» What is being asked
Reproduce the entries below in full, word for word.
......
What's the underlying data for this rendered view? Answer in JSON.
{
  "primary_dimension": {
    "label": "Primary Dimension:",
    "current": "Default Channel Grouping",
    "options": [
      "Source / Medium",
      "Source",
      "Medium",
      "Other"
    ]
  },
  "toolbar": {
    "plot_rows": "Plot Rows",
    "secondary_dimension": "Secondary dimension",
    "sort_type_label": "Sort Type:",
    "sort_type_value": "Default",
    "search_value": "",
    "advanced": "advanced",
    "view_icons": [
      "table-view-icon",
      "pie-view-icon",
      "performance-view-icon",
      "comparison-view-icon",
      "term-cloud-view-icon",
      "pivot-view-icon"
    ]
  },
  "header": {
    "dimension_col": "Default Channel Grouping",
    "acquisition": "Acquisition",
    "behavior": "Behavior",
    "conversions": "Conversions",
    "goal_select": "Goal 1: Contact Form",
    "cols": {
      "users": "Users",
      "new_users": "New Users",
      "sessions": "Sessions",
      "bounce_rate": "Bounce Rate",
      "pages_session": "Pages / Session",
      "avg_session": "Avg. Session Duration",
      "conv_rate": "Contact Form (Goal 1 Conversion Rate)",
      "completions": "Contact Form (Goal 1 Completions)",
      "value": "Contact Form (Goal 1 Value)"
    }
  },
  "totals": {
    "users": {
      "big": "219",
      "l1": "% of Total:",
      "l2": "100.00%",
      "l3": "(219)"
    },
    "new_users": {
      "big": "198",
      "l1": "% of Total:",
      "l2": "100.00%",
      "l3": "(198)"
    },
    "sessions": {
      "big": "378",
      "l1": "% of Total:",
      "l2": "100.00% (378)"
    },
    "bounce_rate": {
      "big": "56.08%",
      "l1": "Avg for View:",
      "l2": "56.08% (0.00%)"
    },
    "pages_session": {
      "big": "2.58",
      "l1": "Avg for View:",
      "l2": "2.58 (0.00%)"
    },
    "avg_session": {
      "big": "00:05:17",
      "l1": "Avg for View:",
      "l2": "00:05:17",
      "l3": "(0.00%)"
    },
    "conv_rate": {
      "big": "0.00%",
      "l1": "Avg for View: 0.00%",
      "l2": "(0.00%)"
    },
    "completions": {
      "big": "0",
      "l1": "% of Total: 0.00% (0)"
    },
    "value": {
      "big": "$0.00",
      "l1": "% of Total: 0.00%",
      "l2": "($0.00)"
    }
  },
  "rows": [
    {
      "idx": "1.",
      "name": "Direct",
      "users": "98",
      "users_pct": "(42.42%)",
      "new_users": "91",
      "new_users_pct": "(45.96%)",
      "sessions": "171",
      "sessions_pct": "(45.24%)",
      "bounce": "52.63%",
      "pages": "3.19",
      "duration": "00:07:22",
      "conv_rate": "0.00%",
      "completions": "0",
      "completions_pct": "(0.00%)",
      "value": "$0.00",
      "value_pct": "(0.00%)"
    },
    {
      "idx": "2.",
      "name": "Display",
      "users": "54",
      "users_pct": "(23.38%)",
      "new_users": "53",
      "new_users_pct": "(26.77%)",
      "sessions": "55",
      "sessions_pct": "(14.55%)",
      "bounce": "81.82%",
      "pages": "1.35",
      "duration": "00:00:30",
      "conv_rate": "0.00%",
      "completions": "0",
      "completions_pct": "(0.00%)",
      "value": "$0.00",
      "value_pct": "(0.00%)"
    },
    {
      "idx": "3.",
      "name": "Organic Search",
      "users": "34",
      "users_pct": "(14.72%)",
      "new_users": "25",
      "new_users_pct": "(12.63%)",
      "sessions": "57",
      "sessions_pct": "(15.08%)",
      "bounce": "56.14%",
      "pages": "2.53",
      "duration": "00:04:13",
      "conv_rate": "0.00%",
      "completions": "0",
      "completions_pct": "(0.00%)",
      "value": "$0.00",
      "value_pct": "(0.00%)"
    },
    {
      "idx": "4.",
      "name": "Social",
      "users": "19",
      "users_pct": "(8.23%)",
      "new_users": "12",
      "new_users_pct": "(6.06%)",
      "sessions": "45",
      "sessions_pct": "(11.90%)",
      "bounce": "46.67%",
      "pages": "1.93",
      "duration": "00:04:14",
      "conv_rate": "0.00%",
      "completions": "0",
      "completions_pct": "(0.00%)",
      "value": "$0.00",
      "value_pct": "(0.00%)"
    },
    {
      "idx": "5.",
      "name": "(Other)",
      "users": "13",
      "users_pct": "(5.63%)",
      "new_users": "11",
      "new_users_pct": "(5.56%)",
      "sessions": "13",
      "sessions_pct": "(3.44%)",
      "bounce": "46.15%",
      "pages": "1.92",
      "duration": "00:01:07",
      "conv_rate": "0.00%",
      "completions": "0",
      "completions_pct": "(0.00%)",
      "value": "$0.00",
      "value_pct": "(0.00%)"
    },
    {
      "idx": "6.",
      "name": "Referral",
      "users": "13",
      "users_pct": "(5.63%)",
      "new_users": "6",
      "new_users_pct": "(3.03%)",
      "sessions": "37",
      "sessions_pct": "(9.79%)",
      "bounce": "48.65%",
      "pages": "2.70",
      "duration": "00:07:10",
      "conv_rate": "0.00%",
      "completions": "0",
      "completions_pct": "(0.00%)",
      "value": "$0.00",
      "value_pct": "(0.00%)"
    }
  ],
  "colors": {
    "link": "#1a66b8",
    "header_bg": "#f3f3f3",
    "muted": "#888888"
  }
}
......
» Output for this exercise
What's the underlying data for this rendered view? Answer in JSON.
{
  "primary_dimension": {
    "label": "Primary Dimension:",
    "current": "Default Channel Grouping",
    "options": [
      "Source / Medium",
      "Source",
      "Medium",
      "Other"
    ]
  },
  "toolbar": {
    "plot_rows": "Plot Rows",
    "secondary_dimension": "Secondary dimension",
    "sort_type_label": "Sort Type:",
    "sort_type_value": "Default",
    "search_value": "",
    "advanced": "advanced",
    "view_icons": [
      "table-view-icon",
      "pie-view-icon",
      "performance-view-icon",
      "comparison-view-icon",
      "term-cloud-view-icon",
      "pivot-view-icon"
    ]
  },
  "header": {
    "dimension_col": "Default Channel Grouping",
    "acquisition": "Acquisition",
    "behavior": "Behavior",
    "conversions": "Conversions",
    "goal_select": "Goal 1: Contact Form",
    "cols": {
      "users": "Users",
      "new_users": "New Users",
      "sessions": "Sessions",
      "bounce_rate": "Bounce Rate",
      "pages_session": "Pages / Session",
      "avg_session": "Avg. Session Duration",
      "conv_rate": "Contact Form (Goal 1 Conversion Rate)",
      "completions": "Contact Form (Goal 1 Completions)",
      "value": "Contact Form (Goal 1 Value)"
    }
  },
  "totals": {
    "users": {
      "big": "219",
      "l1": "% of Total:",
      "l2": "100.00%",
      "l3": "(219)"
    },
    "new_users": {
      "big": "198",
      "l1": "% of Total:",
      "l2": "100.00%",
      "l3": "(198)"
    },
    "sessions": {
      "big": "378",
      "l1": "% of Total:",
      "l2": "100.00% (378)"
    },
    "bounce_rate": {
      "big": "56.08%",
      "l1": "Avg for View:",
      "l2": "56.08% (0.00%)"
    },
    "pages_session": {
      "big": "2.58",
      "l1": "Avg for View:",
      "l2": "2.58 (0.00%)"
    },
    "avg_session": {
      "big": "00:05:17",
      "l1": "Avg for View:",
      "l2": "00:05:17",
      "l3": "(0.00%)"
    },
    "conv_rate": {
      "big": "0.00%",
      "l1": "Avg for View: 0.00%",
      "l2": "(0.00%)"
    },
    "completions": {
      "big": "0",
      "l1": "% of Total: 0.00% (0)"
    },
    "value": {
      "big": "$0.00",
      "l1": "% of Total: 0.00%",
      "l2": "($0.00)"
    }
  },
  "rows": [
    {
      "idx": "1.",
      "name": "Direct",
      "users": "98",
      "users_pct": "(42.42%)",
      "new_users": "91",
      "new_users_pct": "(45.96%)",
      "sessions": "171",
      "sessions_pct": "(45.24%)",
      "bounce": "52.63%",
      "pages": "3.19",
      "duration": "00:07:22",
      "conv_rate": "0.00%",
      "completions": "0",
      "completions_pct": "(0.00%)",
      "value": "$0.00",
      "value_pct": "(0.00%)"
    },
    {
      "idx": "2.",
      "name": "Display",
      "users": "54",
      "users_pct": "(23.38%)",
      "new_users": "53",
      "new_users_pct": "(26.77%)",
      "sessions": "55",
      "sessions_pct": "(14.55%)",
      "bounce": "81.82%",
      "pages": "1.35",
      "duration": "00:00:30",
      "conv_rate": "0.00%",
      "completions": "0",
      "completions_pct": "(0.00%)",
      "value": "$0.00",
      "value_pct": "(0.00%)"
    },
    {
      "idx": "3.",
      "name": "Organic Search",
      "users": "34",
      "users_pct": "(14.72%)",
      "new_users": "25",
      "new_users_pct": "(12.63%)",
      "sessions": "57",
      "sessions_pct": "(15.08%)",
      "bounce": "56.14%",
      "pages": "2.53",
      "duration": "00:04:13",
      "conv_rate": "0.00%",
      "completions": "0",
      "completions_pct": "(0.00%)",
      "value": "$0.00",
      "value_pct": "(0.00%)"
    },
    {
      "idx": "4.",
      "name": "Social",
      "users": "19",
      "users_pct": "(8.23%)",
      "new_users": "12",
      "new_users_pct": "(6.06%)",
      "sessions": "45",
      "sessions_pct": "(11.90%)",
      "bounce": "46.67%",
      "pages": "1.93",
      "duration": "00:04:14",
      "conv_rate": "0.00%",
      "completions": "0",
      "completions_pct": "(0.00%)",
      "value": "$0.00",
      "value_pct": "(0.00%)"
    },
    {
      "idx": "5.",
      "name": "(Other)",
      "users": "13",
      "users_pct": "(5.63%)",
      "new_users": "11",
      "new_users_pct": "(5.56%)",
      "sessions": "13",
      "sessions_pct": "(3.44%)",
      "bounce": "46.15%",
      "pages": "1.92",
      "duration": "00:01:07",
      "conv_rate": "0.00%",
      "completions": "0",
      "completions_pct": "(0.00%)",
      "value": "$0.00",
      "value_pct": "(0.00%)"
    },
    {
      "idx": "6.",
      "name": "Referral",
      "users": "13",
      "users_pct": "(5.63%)",
      "new_users": "6",
      "new_users_pct": "(3.03%)",
      "sessions": "37",
      "sessions_pct": "(9.79%)",
      "bounce": "48.65%",
      "pages": "2.70",
      "duration": "00:07:10",
      "conv_rate": "0.00%",
      "completions": "0",
      "completions_pct": "(0.00%)",
      "value": "$0.00",
      "value_pct": "(0.00%)"
    }
  ],
  "colors": {
    "link": "#1a66b8",
    "header_bg": "#f3f3f3",
    "muted": "#888888"
  }
}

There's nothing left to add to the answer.